TASKS TO PERFORM:
• A. Answer these about the BUILT BY GOD trademark article, one per line, labeled (i), (ii) and (iii) as below:
(i) Who posted it, and on what date?
(ii) What serial number is given for the application in In re Kollins Ezekh?
(iii) In which International Class was registration of BUILT BY GOD sought?
• B. Update the records from the line with "Find all labels, buttons, inputs, and" up to and including the line with "save-icon[interactable] xyxy=(34,388,54,408)": write those lines out again with "swatch" changed to "chip" and everything else left as is. Output only those lines.

-- START OF PAGE --

Contact Us Today (303) 665-9845


BUILT BY GOD: Religiously Significant and Commonly Used

Posted by James Juo | Aug 24, 2022 | 0 Comments

More than a mere intent that a word or phrase function as a trademark is needed to make it a trademark. In re Wal-Mart Stores, Inc., 129 USPQ2d 1148, 1152 (TTAB 2019) (“The mere fact that a phrase proposed for registration appears on the specimens of record does not establish its use as a service mark.”); In re Pro-Line Corp., 28 USPQ2d 1141, 1142 (TTAB 1993); see generally Roux Labs, Inc. v. Clairol Inc., 427 F.2d 823, 66 USPQ2d 34, 39 (CCPA 1970) (“The mere fact that a combination of words or a slogan is adopted and used by a manufacturer with the intent Clairol has manifested here – does not necessarily mean that the slogan accomplishes that purpose in reality.”).

Whether that word or phrase functions as a mark depends on whether the relevant public, i.e., purchasers or potential purchasers of the relevant goods or services, would perceive the phrase as identifying the source or origin of those goods or services. See, e.g., In re TracFone Wireless, Inc., 2019 USPQ2d 222983 at *1-2 (TTAB 2019); In re Volvo Cars of N. Am. Inc., 46 USPQ2d 1455, 1459 (TTAB 1998) (“A critical element in determining whether a term or phrase is a trademark is the impression the term or phrase makes on the relevant public.”); In re Safariland Hunting Corp., 24 USPQ2d 1380 (TTAB 1992).


The Trademark Trial and Appeal Board recently considered a refusal to register BUILT BY GOD for “clothing, namely, T-shirts, shirts, sweaters, coats, jeans, socks, shorts, tracksuits, shoes, boots, tank tops, swimsuits, dresses, bras, caps, hats, beanies” in International Class 25 for failing to function as a mark. In re Kollins Ezekh, Ser. No. 88759272 (TTAB Aug. 18, 2022).

Merely Conveying Religious Devotion

The TTAB found that “the phrase's biblical origins” were “clear.” Associated with Bible passages, “there is no question that the phrase is religiously significant, to Christians especially.”

[B]ecause the record shows that the phrase is commonly used to express devotion or appreciation, rather than to identify source, consumers would be unlikely to perceive it as a source identifier. Cf. In re Team Jesus LLC, 2020 USPQ2d 11489, at *5-6 (TTAB 2020) (affirming failure to function refusal of TEAM JESUS for clothing in part because the clothing is “presumably offered for consumers who want to convey their Christian affiliation by wearing apparel that prominently proclaims that message”).

Rather than being perceived as a source identifier, the phrase “built by God” would be perceived as merely conveying religious devotion, or appreciation for God.

-- END OF PAGE --
-- START OF ENTRIES SHOWN --

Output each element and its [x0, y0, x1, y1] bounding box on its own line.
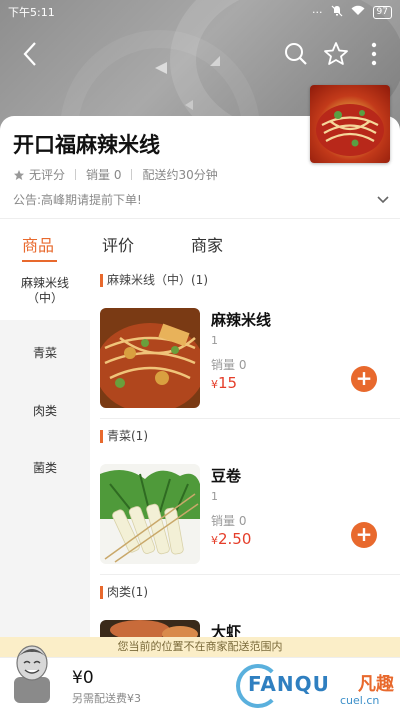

-- END OF ENTRIES SHOWN --
-- START OF ENTRIES SHOWN --

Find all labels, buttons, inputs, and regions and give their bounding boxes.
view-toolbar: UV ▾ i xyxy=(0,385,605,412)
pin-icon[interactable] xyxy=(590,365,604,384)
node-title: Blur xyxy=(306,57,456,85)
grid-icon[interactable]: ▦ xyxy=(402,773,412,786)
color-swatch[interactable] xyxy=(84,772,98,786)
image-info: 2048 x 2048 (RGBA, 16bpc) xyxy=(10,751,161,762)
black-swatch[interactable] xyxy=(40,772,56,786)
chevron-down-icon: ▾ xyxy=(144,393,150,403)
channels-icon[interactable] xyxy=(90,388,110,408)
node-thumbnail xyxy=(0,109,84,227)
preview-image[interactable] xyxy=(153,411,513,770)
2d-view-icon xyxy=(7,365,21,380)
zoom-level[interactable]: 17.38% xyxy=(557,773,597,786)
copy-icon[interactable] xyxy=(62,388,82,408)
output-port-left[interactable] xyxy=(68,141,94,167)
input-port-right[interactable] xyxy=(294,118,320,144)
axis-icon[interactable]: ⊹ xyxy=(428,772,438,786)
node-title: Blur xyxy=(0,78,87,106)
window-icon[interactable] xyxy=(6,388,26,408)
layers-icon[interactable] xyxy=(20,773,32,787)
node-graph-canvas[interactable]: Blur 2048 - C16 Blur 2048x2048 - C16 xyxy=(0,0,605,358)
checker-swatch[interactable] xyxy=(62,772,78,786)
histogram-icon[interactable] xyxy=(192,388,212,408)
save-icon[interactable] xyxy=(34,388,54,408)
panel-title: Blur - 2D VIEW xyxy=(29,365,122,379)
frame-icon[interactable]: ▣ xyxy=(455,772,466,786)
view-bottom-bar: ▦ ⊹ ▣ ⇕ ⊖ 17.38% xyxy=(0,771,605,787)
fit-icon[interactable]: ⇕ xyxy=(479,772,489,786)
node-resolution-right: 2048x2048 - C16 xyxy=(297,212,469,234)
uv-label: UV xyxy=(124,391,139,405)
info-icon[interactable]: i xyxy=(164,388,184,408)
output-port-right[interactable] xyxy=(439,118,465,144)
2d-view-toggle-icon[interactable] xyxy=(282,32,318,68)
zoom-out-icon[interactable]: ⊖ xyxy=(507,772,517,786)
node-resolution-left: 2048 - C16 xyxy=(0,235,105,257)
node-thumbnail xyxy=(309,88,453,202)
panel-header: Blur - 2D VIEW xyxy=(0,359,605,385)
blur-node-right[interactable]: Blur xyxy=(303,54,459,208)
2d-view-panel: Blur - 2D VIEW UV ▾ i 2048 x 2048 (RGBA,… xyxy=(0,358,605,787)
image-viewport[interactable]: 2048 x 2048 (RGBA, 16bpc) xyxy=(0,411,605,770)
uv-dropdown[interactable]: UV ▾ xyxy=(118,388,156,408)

-- END OF ENTRIES SHOWN --
-- START OF ENTRIES SHOWN --

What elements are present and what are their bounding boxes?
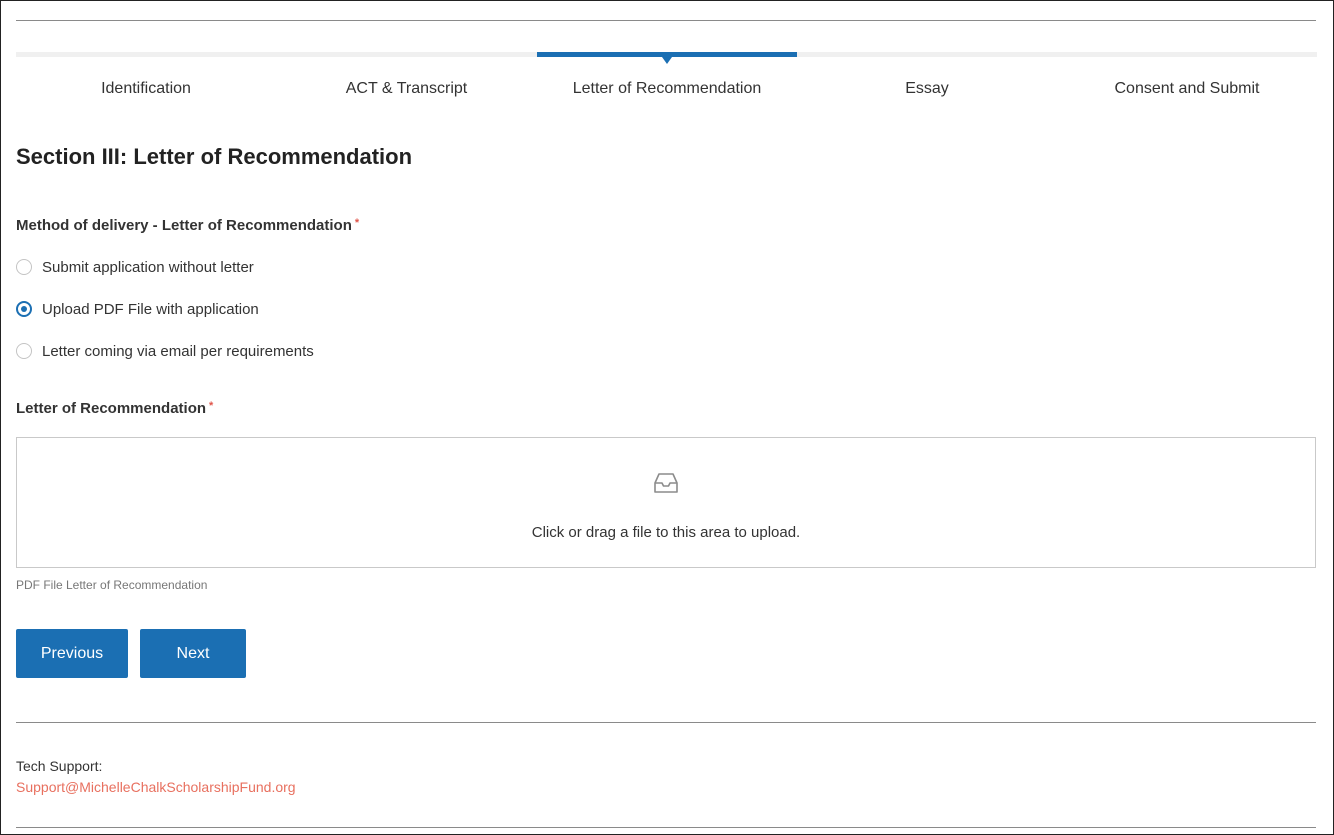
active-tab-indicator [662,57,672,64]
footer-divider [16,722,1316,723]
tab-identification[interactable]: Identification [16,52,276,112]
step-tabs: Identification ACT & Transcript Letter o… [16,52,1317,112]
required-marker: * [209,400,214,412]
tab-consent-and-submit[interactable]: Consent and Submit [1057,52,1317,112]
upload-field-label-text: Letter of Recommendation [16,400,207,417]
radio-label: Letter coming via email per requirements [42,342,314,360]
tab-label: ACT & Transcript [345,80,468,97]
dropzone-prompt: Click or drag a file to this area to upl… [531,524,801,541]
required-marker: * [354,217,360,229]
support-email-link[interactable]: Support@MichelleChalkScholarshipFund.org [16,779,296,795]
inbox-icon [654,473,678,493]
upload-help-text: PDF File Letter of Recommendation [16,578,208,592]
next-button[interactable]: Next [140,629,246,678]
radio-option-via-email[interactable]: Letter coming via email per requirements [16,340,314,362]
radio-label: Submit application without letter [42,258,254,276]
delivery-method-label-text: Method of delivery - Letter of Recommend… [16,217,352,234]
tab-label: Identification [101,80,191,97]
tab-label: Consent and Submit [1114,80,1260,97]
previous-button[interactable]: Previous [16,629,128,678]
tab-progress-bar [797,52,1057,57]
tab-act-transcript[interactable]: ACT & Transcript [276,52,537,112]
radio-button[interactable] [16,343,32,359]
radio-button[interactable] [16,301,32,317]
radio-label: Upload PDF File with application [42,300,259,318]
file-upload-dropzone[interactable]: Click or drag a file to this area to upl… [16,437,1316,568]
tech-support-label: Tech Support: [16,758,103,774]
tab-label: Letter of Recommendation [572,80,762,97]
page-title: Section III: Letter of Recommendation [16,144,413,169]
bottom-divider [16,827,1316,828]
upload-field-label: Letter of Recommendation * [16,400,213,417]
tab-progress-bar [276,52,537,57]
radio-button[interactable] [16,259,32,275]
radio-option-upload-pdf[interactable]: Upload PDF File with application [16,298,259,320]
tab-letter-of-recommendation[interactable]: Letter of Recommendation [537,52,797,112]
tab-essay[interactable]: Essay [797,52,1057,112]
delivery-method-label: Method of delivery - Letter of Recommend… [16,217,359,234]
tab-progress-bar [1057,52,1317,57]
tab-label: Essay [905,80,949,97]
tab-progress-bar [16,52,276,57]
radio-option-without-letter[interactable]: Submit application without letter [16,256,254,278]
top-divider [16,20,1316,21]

-- END OF ENTRIES SHOWN --

ANSWERS TO EACH TASK:
• A.
(i) James Juo, Aug 24, 2022
(ii) 88759272
(iii) International Class 25

• B.
Find all labels, buttons, inputs, and regions and give their bounding boxes.
view-toolbar: UV ▾ i xyxy=(0,385,605,412)
pin-icon[interactable] xyxy=(590,365,604,384)
node-title: Blur xyxy=(306,57,456,85)
grid-icon[interactable]: ▦ xyxy=(402,773,412,786)
color-chip[interactable] xyxy=(84,772,98,786)
image-info: 2048 x 2048 (RGBA, 16bpc) xyxy=(10,751,161,762)
black-chip[interactable] xyxy=(40,772,56,786)
chevron-down-icon: ▾ xyxy=(144,393,150,403)
channels-icon[interactable] xyxy=(90,388,110,408)
node-thumbnail xyxy=(0,109,84,227)
preview-image[interactable] xyxy=(153,411,513,770)
2d-view-icon xyxy=(7,365,21,380)
zoom-level[interactable]: 17.38% xyxy=(557,773,597,786)
copy-icon[interactable] xyxy=(62,388,82,408)
output-port-left[interactable] xyxy=(68,141,94,167)
input-port-right[interactable] xyxy=(294,118,320,144)
axis-icon[interactable]: ⊹ xyxy=(428,772,438,786)
node-title: Blur xyxy=(0,78,87,106)
window-icon[interactable] xyxy=(6,388,26,408)
layers-icon[interactable] xyxy=(20,773,32,787)
node-graph-canvas[interactable]: Blur 2048 - C16 Blur 2048x2048 - C16 xyxy=(0,0,605,358)
checker-chip[interactable] xyxy=(62,772,78,786)
histogram-icon[interactable] xyxy=(192,388,212,408)
save-icon[interactable] xyxy=(34,388,54,408)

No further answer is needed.